Items from a figure collection:
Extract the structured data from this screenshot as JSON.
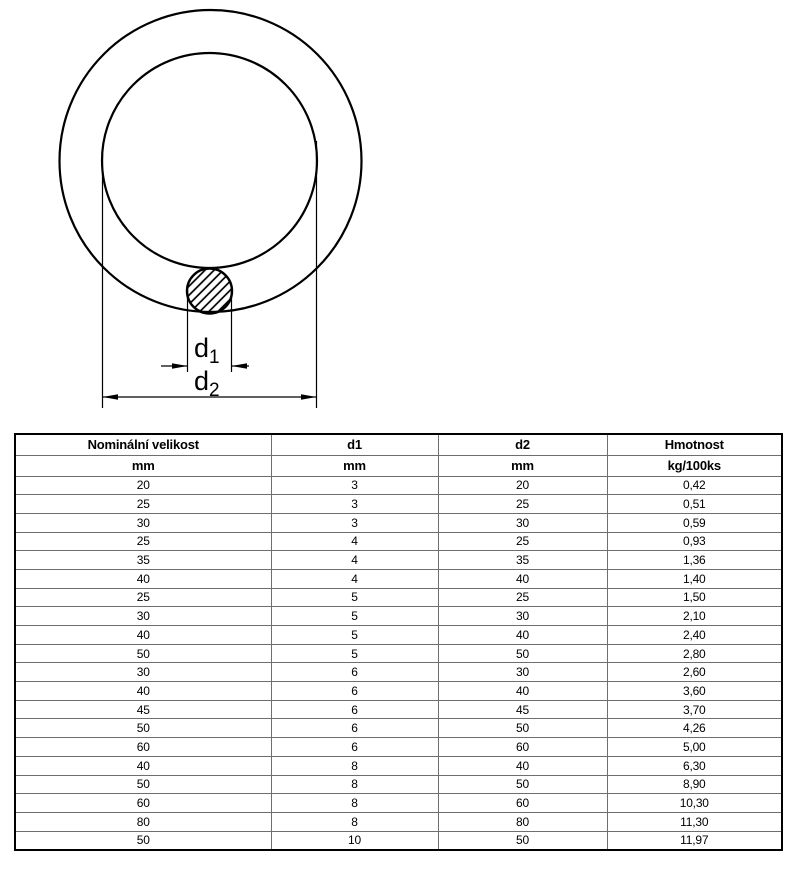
{
  "diagram": {
    "d1_label": {
      "base": "d",
      "sub": "1"
    },
    "d2_label": {
      "base": "d",
      "sub": "2"
    }
  },
  "table": {
    "headers": [
      "Nominální velikost",
      "d1",
      "d2",
      "Hmotnost"
    ],
    "units": [
      "mm",
      "mm",
      "mm",
      "kg/100ks"
    ],
    "rows": [
      [
        "20",
        "3",
        "20",
        "0,42"
      ],
      [
        "25",
        "3",
        "25",
        "0,51"
      ],
      [
        "30",
        "3",
        "30",
        "0,59"
      ],
      [
        "25",
        "4",
        "25",
        "0,93"
      ],
      [
        "35",
        "4",
        "35",
        "1,36"
      ],
      [
        "40",
        "4",
        "40",
        "1,40"
      ],
      [
        "25",
        "5",
        "25",
        "1,50"
      ],
      [
        "30",
        "5",
        "30",
        "2,10"
      ],
      [
        "40",
        "5",
        "40",
        "2,40"
      ],
      [
        "50",
        "5",
        "50",
        "2,80"
      ],
      [
        "30",
        "6",
        "30",
        "2,60"
      ],
      [
        "40",
        "6",
        "40",
        "3,60"
      ],
      [
        "45",
        "6",
        "45",
        "3,70"
      ],
      [
        "50",
        "6",
        "50",
        "4,26"
      ],
      [
        "60",
        "6",
        "60",
        "5,00"
      ],
      [
        "40",
        "8",
        "40",
        "6,30"
      ],
      [
        "50",
        "8",
        "50",
        "8,90"
      ],
      [
        "60",
        "8",
        "60",
        "10,30"
      ],
      [
        "80",
        "8",
        "80",
        "11,30"
      ],
      [
        "50",
        "10",
        "50",
        "11,97"
      ]
    ]
  },
  "colors": {
    "line": "#000000",
    "grid": "#6e6e6e",
    "text": "#000000",
    "background": "#ffffff"
  }
}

WORK TO BE COMPLETED: Every record above should be transcribed exactly; the pictures stay out of the copy.

TASK RESULT:
Extract the structured data from this screenshot as JSON.
{
  "diagram": {
    "d1_label": {
      "base": "d",
      "sub": "1"
    },
    "d2_label": {
      "base": "d",
      "sub": "2"
    }
  },
  "table": {
    "headers": [
      "Nominální velikost",
      "d1",
      "d2",
      "Hmotnost"
    ],
    "units": [
      "mm",
      "mm",
      "mm",
      "kg/100ks"
    ],
    "rows": [
      [
        "20",
        "3",
        "20",
        "0,42"
      ],
      [
        "25",
        "3",
        "25",
        "0,51"
      ],
      [
        "30",
        "3",
        "30",
        "0,59"
      ],
      [
        "25",
        "4",
        "25",
        "0,93"
      ],
      [
        "35",
        "4",
        "35",
        "1,36"
      ],
      [
        "40",
        "4",
        "40",
        "1,40"
      ],
      [
        "25",
        "5",
        "25",
        "1,50"
      ],
      [
        "30",
        "5",
        "30",
        "2,10"
      ],
      [
        "40",
        "5",
        "40",
        "2,40"
      ],
      [
        "50",
        "5",
        "50",
        "2,80"
      ],
      [
        "30",
        "6",
        "30",
        "2,60"
      ],
      [
        "40",
        "6",
        "40",
        "3,60"
      ],
      [
        "45",
        "6",
        "45",
        "3,70"
      ],
      [
        "50",
        "6",
        "50",
        "4,26"
      ],
      [
        "60",
        "6",
        "60",
        "5,00"
      ],
      [
        "40",
        "8",
        "40",
        "6,30"
      ],
      [
        "50",
        "8",
        "50",
        "8,90"
      ],
      [
        "60",
        "8",
        "60",
        "10,30"
      ],
      [
        "80",
        "8",
        "80",
        "11,30"
      ],
      [
        "50",
        "10",
        "50",
        "11,97"
      ]
    ]
  },
  "colors": {
    "line": "#000000",
    "grid": "#6e6e6e",
    "text": "#000000",
    "background": "#ffffff"
  }
}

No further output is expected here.